| Problem details |
Transcribe all of the material exactly. Any picture in it should be left out.
#### Material to process ####
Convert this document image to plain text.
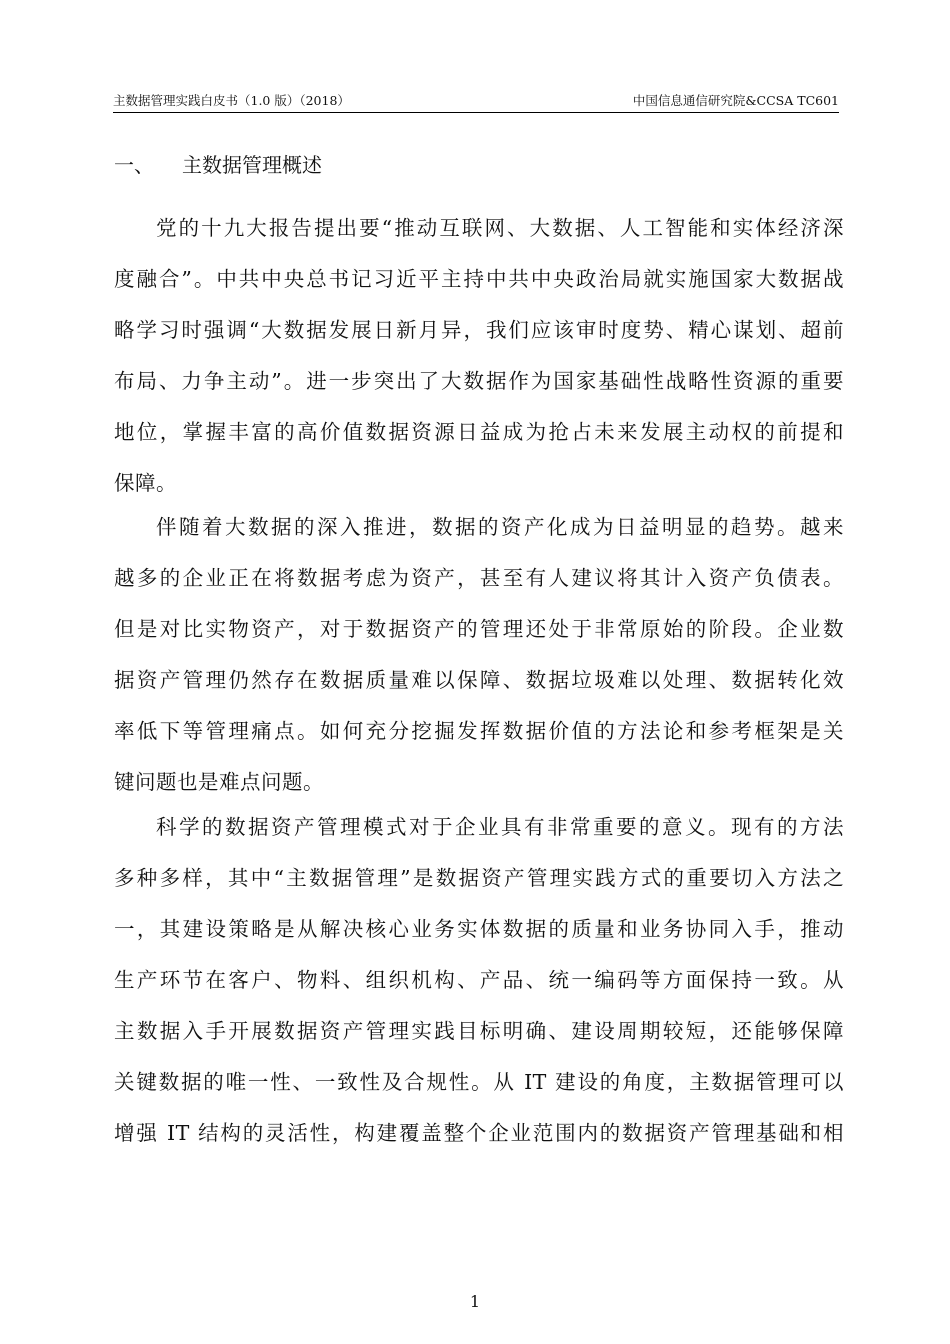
主数据管理实践白皮书（1.0 版）（2018）	中国信息通信研究院&CCSA TC601
一、 主数据管理概述
党的十九大报告提出要“推动互联网、大数据、人工智能和实体经济深
度融合”。中共中央总书记习近平主持中共中央政治局就实施国家大数据战
略学习时强调“大数据发展日新月异，我们应该审时度势、精心谋划、超前
布局、力争主动”。进一步突出了大数据作为国家基础性战略性资源的重要
地位，掌握丰富的高价值数据资源日益成为抢占未来发展主动权的前提和
保障。
伴随着大数据的深入推进，数据的资产化成为日益明显的趋势。越来
越多的企业正在将数据考虑为资产，甚至有人建议将其计入资产负债表。
但是对比实物资产，对于数据资产的管理还处于非常原始的阶段。企业数
据资产管理仍然存在数据质量难以保障、数据垃圾难以处理、数据转化效
率低下等管理痛点。如何充分挖掘发挥数据价值的方法论和参考框架是关
键问题也是难点问题。
科学的数据资产管理模式对于企业具有非常重要的意义。现有的方法
多种多样，其中“主数据管理”是数据资产管理实践方式的重要切入方法之
一，其建设策略是从解决核心业务实体数据的质量和业务协同入手，推动
生产环节在客户、物料、组织机构、产品、统一编码等方面保持一致。从
主数据入手开展数据资产管理实践目标明确、建设周期较短，还能够保障
关键数据的唯一性、一致性及合规性。从 IT 建设的角度，主数据管理可以
增强 IT 结构的灵活性，构建覆盖整个企业范围内的数据资产管理基础和相
1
####
| Answer for this exercise |
Convert this document image to plain text.
主数据管理实践白皮书（1.0 版）（2018）	中国信息通信研究院&CCSA TC601
一、 主数据管理概述
党的十九大报告提出要“推动互联网、大数据、人工智能和实体经济深
度融合”。中共中央总书记习近平主持中共中央政治局就实施国家大数据战
略学习时强调“大数据发展日新月异，我们应该审时度势、精心谋划、超前
布局、力争主动”。进一步突出了大数据作为国家基础性战略性资源的重要
地位，掌握丰富的高价值数据资源日益成为抢占未来发展主动权的前提和
保障。
伴随着大数据的深入推进，数据的资产化成为日益明显的趋势。越来
越多的企业正在将数据考虑为资产，甚至有人建议将其计入资产负债表。
但是对比实物资产，对于数据资产的管理还处于非常原始的阶段。企业数
据资产管理仍然存在数据质量难以保障、数据垃圾难以处理、数据转化效
率低下等管理痛点。如何充分挖掘发挥数据价值的方法论和参考框架是关
键问题也是难点问题。
科学的数据资产管理模式对于企业具有非常重要的意义。现有的方法
多种多样，其中“主数据管理”是数据资产管理实践方式的重要切入方法之
一，其建设策略是从解决核心业务实体数据的质量和业务协同入手，推动
生产环节在客户、物料、组织机构、产品、统一编码等方面保持一致。从
主数据入手开展数据资产管理实践目标明确、建设周期较短，还能够保障
关键数据的唯一性、一致性及合规性。从 IT 建设的角度，主数据管理可以
增强 IT 结构的灵活性，构建覆盖整个企业范围内的数据资产管理基础和相
1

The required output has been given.